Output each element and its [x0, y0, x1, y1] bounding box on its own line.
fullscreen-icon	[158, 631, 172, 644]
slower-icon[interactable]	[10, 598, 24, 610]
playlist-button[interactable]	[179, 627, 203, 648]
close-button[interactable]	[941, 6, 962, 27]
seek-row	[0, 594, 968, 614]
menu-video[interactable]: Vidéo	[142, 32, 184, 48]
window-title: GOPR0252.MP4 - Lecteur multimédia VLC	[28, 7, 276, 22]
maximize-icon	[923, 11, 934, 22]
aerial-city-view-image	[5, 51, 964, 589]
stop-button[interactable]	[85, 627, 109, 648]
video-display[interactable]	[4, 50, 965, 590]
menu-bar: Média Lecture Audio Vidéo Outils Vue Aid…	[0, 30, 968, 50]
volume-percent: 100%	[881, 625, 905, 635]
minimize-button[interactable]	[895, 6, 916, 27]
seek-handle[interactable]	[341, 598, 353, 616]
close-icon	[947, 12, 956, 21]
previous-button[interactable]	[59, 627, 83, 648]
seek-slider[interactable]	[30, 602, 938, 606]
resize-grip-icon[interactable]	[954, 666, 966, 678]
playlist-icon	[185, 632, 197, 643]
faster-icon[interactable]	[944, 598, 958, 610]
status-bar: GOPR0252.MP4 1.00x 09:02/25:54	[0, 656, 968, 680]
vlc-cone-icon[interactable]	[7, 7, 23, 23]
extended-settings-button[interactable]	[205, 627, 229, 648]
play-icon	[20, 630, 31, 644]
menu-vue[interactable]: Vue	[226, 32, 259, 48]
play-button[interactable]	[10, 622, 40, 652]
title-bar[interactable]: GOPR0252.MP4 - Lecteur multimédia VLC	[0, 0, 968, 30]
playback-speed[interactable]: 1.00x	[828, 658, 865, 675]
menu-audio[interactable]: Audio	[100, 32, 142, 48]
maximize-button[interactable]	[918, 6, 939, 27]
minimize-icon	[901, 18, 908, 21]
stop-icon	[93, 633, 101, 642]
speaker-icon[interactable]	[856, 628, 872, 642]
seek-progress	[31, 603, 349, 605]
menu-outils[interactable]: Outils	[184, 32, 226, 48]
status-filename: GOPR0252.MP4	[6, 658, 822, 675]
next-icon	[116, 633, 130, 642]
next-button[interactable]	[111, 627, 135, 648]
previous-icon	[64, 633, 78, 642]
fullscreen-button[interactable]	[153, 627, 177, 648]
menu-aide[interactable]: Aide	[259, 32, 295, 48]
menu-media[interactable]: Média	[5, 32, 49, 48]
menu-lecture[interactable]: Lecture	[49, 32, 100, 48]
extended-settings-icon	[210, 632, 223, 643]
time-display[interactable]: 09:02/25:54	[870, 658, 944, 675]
------------------------------
Rewrite the records above, replacing "seek" with "scrub" wherever it appears and leaving everything else unchanged.

Output each element and its [x0, y0, x1, y1] bounding box on its own line.
fullscreen-icon	[158, 631, 172, 644]
slower-icon[interactable]	[10, 598, 24, 610]
playlist-button[interactable]	[179, 627, 203, 648]
close-button[interactable]	[941, 6, 962, 27]
scrub-row	[0, 594, 968, 614]
menu-video[interactable]: Vidéo	[142, 32, 184, 48]
window-title: GOPR0252.MP4 - Lecteur multimédia VLC	[28, 7, 276, 22]
maximize-icon	[923, 11, 934, 22]
aerial-city-view-image	[5, 51, 964, 589]
stop-button[interactable]	[85, 627, 109, 648]
video-display[interactable]	[4, 50, 965, 590]
menu-bar: Média Lecture Audio Vidéo Outils Vue Aid…	[0, 30, 968, 50]
volume-percent: 100%	[881, 625, 905, 635]
minimize-button[interactable]	[895, 6, 916, 27]
scrub-handle[interactable]	[341, 598, 353, 616]
close-icon	[947, 12, 956, 21]
previous-button[interactable]	[59, 627, 83, 648]
scrub-slider[interactable]	[30, 602, 938, 606]
resize-grip-icon[interactable]	[954, 666, 966, 678]
playlist-icon	[185, 632, 197, 643]
faster-icon[interactable]	[944, 598, 958, 610]
status-bar: GOPR0252.MP4 1.00x 09:02/25:54	[0, 656, 968, 680]
vlc-cone-icon[interactable]	[7, 7, 23, 23]
extended-settings-button[interactable]	[205, 627, 229, 648]
play-icon	[20, 630, 31, 644]
menu-vue[interactable]: Vue	[226, 32, 259, 48]
play-button[interactable]	[10, 622, 40, 652]
title-bar[interactable]: GOPR0252.MP4 - Lecteur multimédia VLC	[0, 0, 968, 30]
playback-speed[interactable]: 1.00x	[828, 658, 865, 675]
menu-audio[interactable]: Audio	[100, 32, 142, 48]
maximize-button[interactable]	[918, 6, 939, 27]
minimize-icon	[901, 18, 908, 21]
stop-icon	[93, 633, 101, 642]
speaker-icon[interactable]	[856, 628, 872, 642]
scrub-progress	[31, 603, 349, 605]
menu-outils[interactable]: Outils	[184, 32, 226, 48]
status-filename: GOPR0252.MP4	[6, 658, 822, 675]
next-icon	[116, 633, 130, 642]
next-button[interactable]	[111, 627, 135, 648]
previous-icon	[64, 633, 78, 642]
fullscreen-button[interactable]	[153, 627, 177, 648]
menu-aide[interactable]: Aide	[259, 32, 295, 48]
menu-media[interactable]: Média	[5, 32, 49, 48]
menu-lecture[interactable]: Lecture	[49, 32, 100, 48]
extended-settings-icon	[210, 632, 223, 643]
time-display[interactable]: 09:02/25:54	[870, 658, 944, 675]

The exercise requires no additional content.